* [WHAT THE TASK REQUIRES]: Repeat the listing that follows, character for character, minus the pictures.

>> begin INFORMATION PROVIDED

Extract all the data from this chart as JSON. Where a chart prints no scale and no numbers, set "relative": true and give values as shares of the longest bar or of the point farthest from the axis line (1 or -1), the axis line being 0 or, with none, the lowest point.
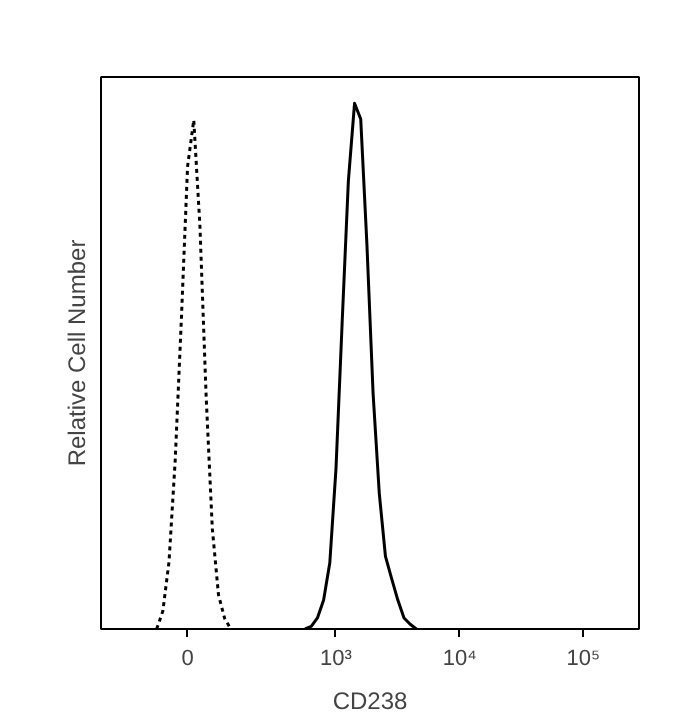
{
  "chart_data": {
    "type": "line",
    "relative": true,
    "xlabel": "CD238",
    "ylabel": "Relative Cell Number",
    "categories": [
      null,
      null,
      null,
      null,
      null,
      null,
      null,
      null,
      null,
      null,
      null,
      null,
      null,
      "0",
      null,
      null,
      null,
      null,
      null,
      null,
      null,
      null,
      null,
      null,
      null,
      null,
      null,
      null,
      null,
      null,
      null,
      null,
      null,
      null,
      null,
      null,
      null,
      "10³",
      null,
      null,
      null,
      null,
      null,
      null,
      null,
      null,
      null,
      null,
      null,
      null,
      null,
      null,
      null,
      null,
      null,
      null,
      null,
      "10⁴",
      null,
      null,
      null,
      null,
      null,
      null,
      null,
      null,
      null,
      null,
      null,
      null,
      null,
      null,
      null,
      null,
      null,
      null,
      null,
      "10⁵",
      null,
      null,
      null,
      null,
      null,
      null,
      null,
      null
    ],
    "grid": false,
    "series": [
      {
        "color": "#000000",
        "line_style": "dotted",
        "values": [
          null,
          null,
          null,
          null,
          null,
          null,
          null,
          null,
          0,
          0.034,
          0.128,
          0.321,
          0.59,
          0.88,
          0.968,
          0.766,
          0.443,
          0.191,
          0.065,
          0.02,
          0,
          null,
          null,
          null,
          null,
          null,
          null,
          null,
          null,
          null,
          null,
          null,
          null,
          null,
          null,
          null,
          null,
          null,
          null,
          null,
          null,
          null,
          null,
          null,
          null,
          null,
          null,
          null,
          null,
          null,
          null,
          null,
          null,
          null,
          null,
          null,
          null,
          null,
          null,
          null,
          null,
          null,
          null,
          null,
          null,
          null,
          null,
          null,
          null,
          null,
          null,
          null,
          null,
          null,
          null,
          null,
          null,
          null,
          null,
          null,
          null,
          null,
          null,
          null,
          null,
          null
        ]
      },
      {
        "color": "#000000",
        "line_style": "solid",
        "values": [
          null,
          null,
          null,
          null,
          null,
          null,
          null,
          null,
          null,
          null,
          null,
          null,
          null,
          null,
          null,
          null,
          null,
          null,
          null,
          null,
          null,
          null,
          null,
          null,
          null,
          null,
          null,
          null,
          null,
          null,
          null,
          null,
          0,
          0.005,
          0.021,
          0.055,
          0.126,
          0.305,
          0.584,
          0.852,
          1,
          0.97,
          0.732,
          0.448,
          0.258,
          0.138,
          0.096,
          0.055,
          0.021,
          0.009,
          0,
          null,
          null,
          null,
          null,
          null,
          null,
          null,
          null,
          null,
          null,
          null,
          null,
          null,
          null,
          null,
          null,
          null,
          null,
          null,
          null,
          null,
          null,
          null,
          null,
          null,
          null,
          null,
          null,
          null,
          null,
          null,
          null,
          null,
          null,
          null
        ]
      }
    ]
  }
}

>> end INFORMATION PROVIDED

* [THE RESULT]:
Extract all the data from this chart as JSON. Where a chart prints no scale and no numbers, set "relative": true and give values as shares of the longest bar or of the point farthest from the axis line (1 or -1), the axis line being 0 or, with none, the lowest point.
{
  "chart_data": {
    "type": "line",
    "relative": true,
    "xlabel": "CD238",
    "ylabel": "Relative Cell Number",
    "categories": [
      null,
      null,
      null,
      null,
      null,
      null,
      null,
      null,
      null,
      null,
      null,
      null,
      null,
      "0",
      null,
      null,
      null,
      null,
      null,
      null,
      null,
      null,
      null,
      null,
      null,
      null,
      null,
      null,
      null,
      null,
      null,
      null,
      null,
      null,
      null,
      null,
      null,
      "10³",
      null,
      null,
      null,
      null,
      null,
      null,
      null,
      null,
      null,
      null,
      null,
      null,
      null,
      null,
      null,
      null,
      null,
      null,
      null,
      "10⁴",
      null,
      null,
      null,
      null,
      null,
      null,
      null,
      null,
      null,
      null,
      null,
      null,
      null,
      null,
      null,
      null,
      null,
      null,
      null,
      "10⁵",
      null,
      null,
      null,
      null,
      null,
      null,
      null,
      null
    ],
    "grid": false,
    "series": [
      {
        "color": "#000000",
        "line_style": "dotted",
        "values": [
          null,
          null,
          null,
          null,
          null,
          null,
          null,
          null,
          0,
          0.034,
          0.128,
          0.321,
          0.59,
          0.88,
          0.968,
          0.766,
          0.443,
          0.191,
          0.065,
          0.02,
          0,
          null,
          null,
          null,
          null,
          null,
          null,
          null,
          null,
          null,
          null,
          null,
          null,
          null,
          null,
          null,
          null,
          null,
          null,
          null,
          null,
          null,
          null,
          null,
          null,
          null,
          null,
          null,
          null,
          null,
          null,
          null,
          null,
          null,
          null,
          null,
          null,
          null,
          null,
          null,
          null,
          null,
          null,
          null,
          null,
          null,
          null,
          null,
          null,
          null,
          null,
          null,
          null,
          null,
          null,
          null,
          null,
          null,
          null,
          null,
          null,
          null,
          null,
          null,
          null,
          null
        ]
      },
      {
        "color": "#000000",
        "line_style": "solid",
        "values": [
          null,
          null,
          null,
          null,
          null,
          null,
          null,
          null,
          null,
          null,
          null,
          null,
          null,
          null,
          null,
          null,
          null,
          null,
          null,
          null,
          null,
          null,
          null,
          null,
          null,
          null,
          null,
          null,
          null,
          null,
          null,
          null,
          0,
          0.005,
          0.021,
          0.055,
          0.126,
          0.305,
          0.584,
          0.852,
          1,
          0.97,
          0.732,
          0.448,
          0.258,
          0.138,
          0.096,
          0.055,
          0.021,
          0.009,
          0,
          null,
          null,
          null,
          null,
          null,
          null,
          null,
          null,
          null,
          null,
          null,
          null,
          null,
          null,
          null,
          null,
          null,
          null,
          null,
          null,
          null,
          null,
          null,
          null,
          null,
          null,
          null,
          null,
          null,
          null,
          null,
          null,
          null,
          null,
          null
        ]
      }
    ]
  }
}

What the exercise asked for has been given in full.